- _SHORT EXERCISE_:
Once the pictures are set aside, transcribe the remaining data exactly.

[Data listing]

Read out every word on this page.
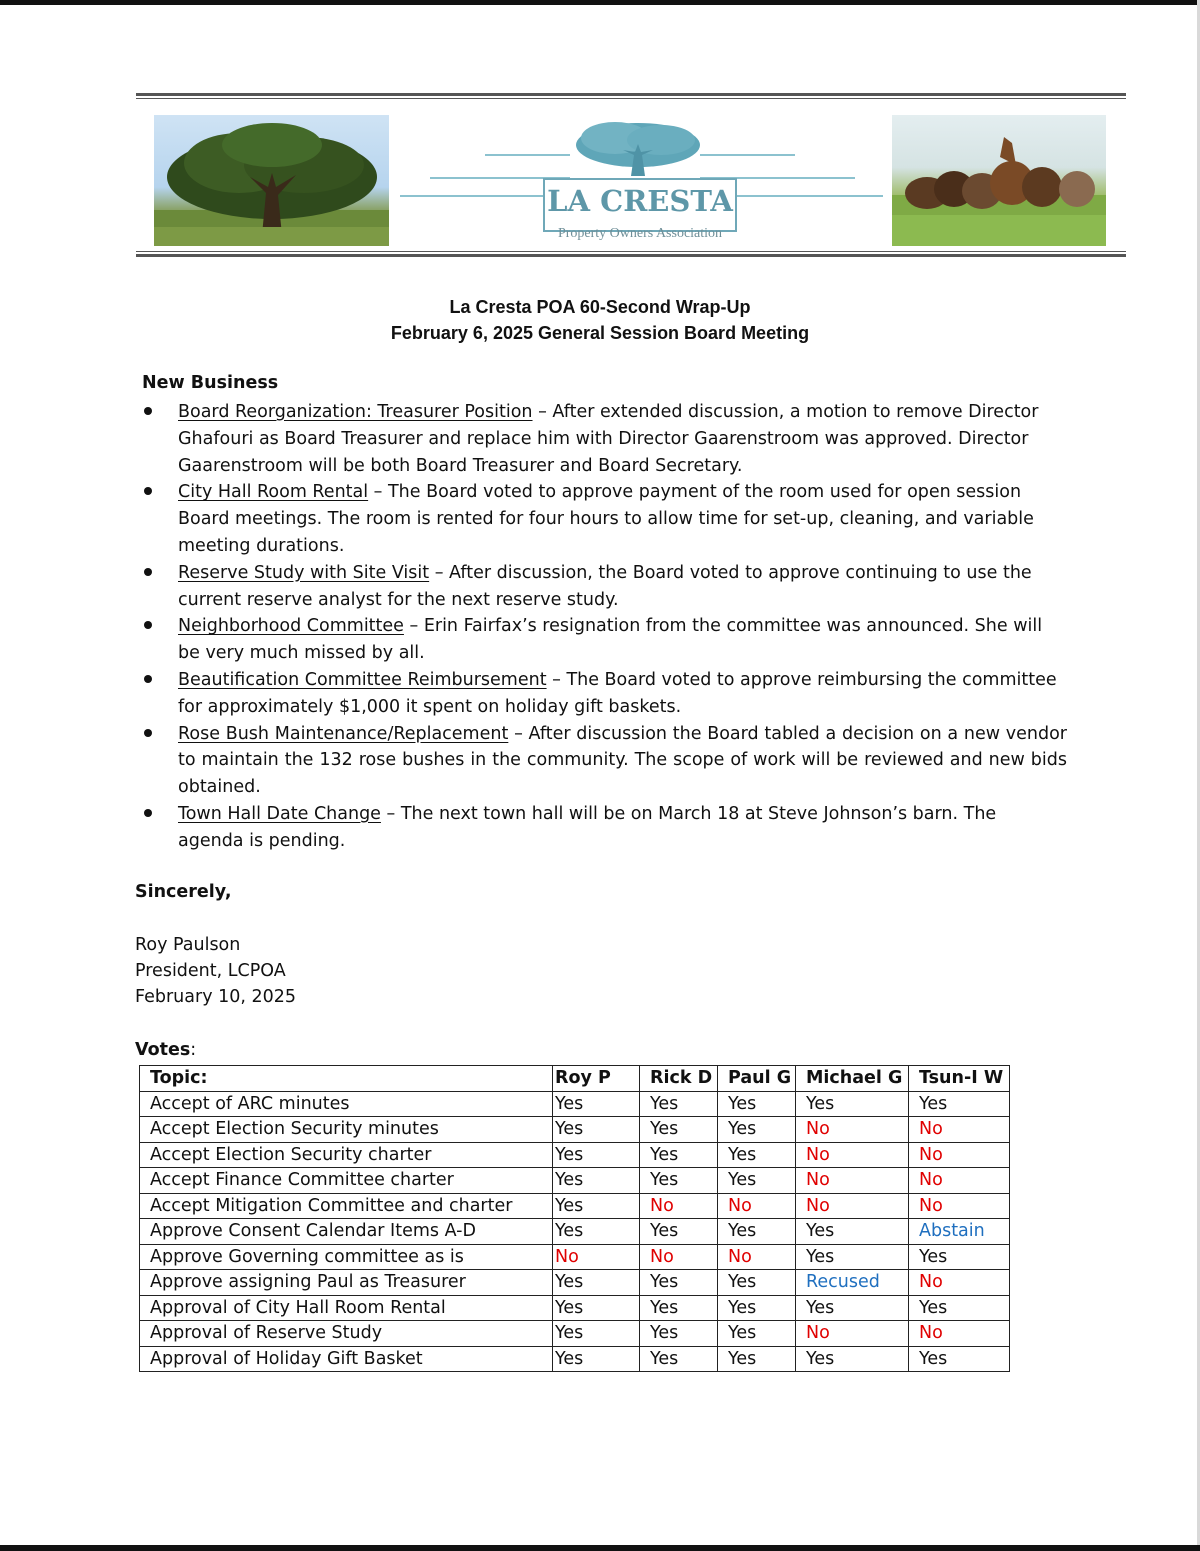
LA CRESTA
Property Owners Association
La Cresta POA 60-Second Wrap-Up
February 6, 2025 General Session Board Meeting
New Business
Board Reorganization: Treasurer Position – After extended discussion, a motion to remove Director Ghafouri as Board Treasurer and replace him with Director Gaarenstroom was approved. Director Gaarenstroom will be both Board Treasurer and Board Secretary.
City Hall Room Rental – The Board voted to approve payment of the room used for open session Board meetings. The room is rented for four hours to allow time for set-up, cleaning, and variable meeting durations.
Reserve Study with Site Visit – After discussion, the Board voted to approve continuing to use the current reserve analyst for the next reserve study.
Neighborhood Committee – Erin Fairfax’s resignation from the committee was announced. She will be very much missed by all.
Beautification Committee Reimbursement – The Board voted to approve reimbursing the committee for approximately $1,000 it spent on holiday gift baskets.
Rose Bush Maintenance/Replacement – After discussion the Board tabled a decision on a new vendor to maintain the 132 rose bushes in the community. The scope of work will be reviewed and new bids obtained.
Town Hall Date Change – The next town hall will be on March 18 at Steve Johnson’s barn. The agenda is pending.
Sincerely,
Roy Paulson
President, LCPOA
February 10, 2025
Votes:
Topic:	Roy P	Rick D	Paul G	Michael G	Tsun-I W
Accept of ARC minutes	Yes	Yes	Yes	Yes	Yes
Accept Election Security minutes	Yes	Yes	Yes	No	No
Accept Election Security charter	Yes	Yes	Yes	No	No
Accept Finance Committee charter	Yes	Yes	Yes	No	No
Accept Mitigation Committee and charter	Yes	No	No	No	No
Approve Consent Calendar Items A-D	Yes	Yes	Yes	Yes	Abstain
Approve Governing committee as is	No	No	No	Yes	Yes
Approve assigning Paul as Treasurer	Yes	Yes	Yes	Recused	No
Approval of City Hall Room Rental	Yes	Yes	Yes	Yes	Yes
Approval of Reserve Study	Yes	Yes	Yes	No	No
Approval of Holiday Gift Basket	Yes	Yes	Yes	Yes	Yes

- _ANSWER TO THE PROBLEM_:
Read out every word on this page.
LA CRESTA
Property Owners Association
La Cresta POA 60-Second Wrap-Up
February 6, 2025 General Session Board Meeting
New Business
Board Reorganization: Treasurer Position – After extended discussion, a motion to remove Director Ghafouri as Board Treasurer and replace him with Director Gaarenstroom was approved. Director Gaarenstroom will be both Board Treasurer and Board Secretary.
City Hall Room Rental – The Board voted to approve payment of the room used for open session Board meetings. The room is rented for four hours to allow time for set-up, cleaning, and variable meeting durations.
Reserve Study with Site Visit – After discussion, the Board voted to approve continuing to use the current reserve analyst for the next reserve study.
Neighborhood Committee – Erin Fairfax’s resignation from the committee was announced. She will be very much missed by all.
Beautification Committee Reimbursement – The Board voted to approve reimbursing the committee for approximately $1,000 it spent on holiday gift baskets.
Rose Bush Maintenance/Replacement – After discussion the Board tabled a decision on a new vendor to maintain the 132 rose bushes in the community. The scope of work will be reviewed and new bids obtained.
Town Hall Date Change – The next town hall will be on March 18 at Steve Johnson’s barn. The agenda is pending.
Sincerely,
Roy Paulson
President, LCPOA
February 10, 2025
Votes:
Topic:	Roy P	Rick D	Paul G	Michael G	Tsun-I W
Accept of ARC minutes	Yes	Yes	Yes	Yes	Yes
Accept Election Security minutes	Yes	Yes	Yes	No	No
Accept Election Security charter	Yes	Yes	Yes	No	No
Accept Finance Committee charter	Yes	Yes	Yes	No	No
Accept Mitigation Committee and charter	Yes	No	No	No	No
Approve Consent Calendar Items A-D	Yes	Yes	Yes	Yes	Abstain
Approve Governing committee as is	No	No	No	Yes	Yes
Approve assigning Paul as Treasurer	Yes	Yes	Yes	Recused	No
Approval of City Hall Room Rental	Yes	Yes	Yes	Yes	Yes
Approval of Reserve Study	Yes	Yes	Yes	No	No
Approval of Holiday Gift Basket	Yes	Yes	Yes	Yes	Yes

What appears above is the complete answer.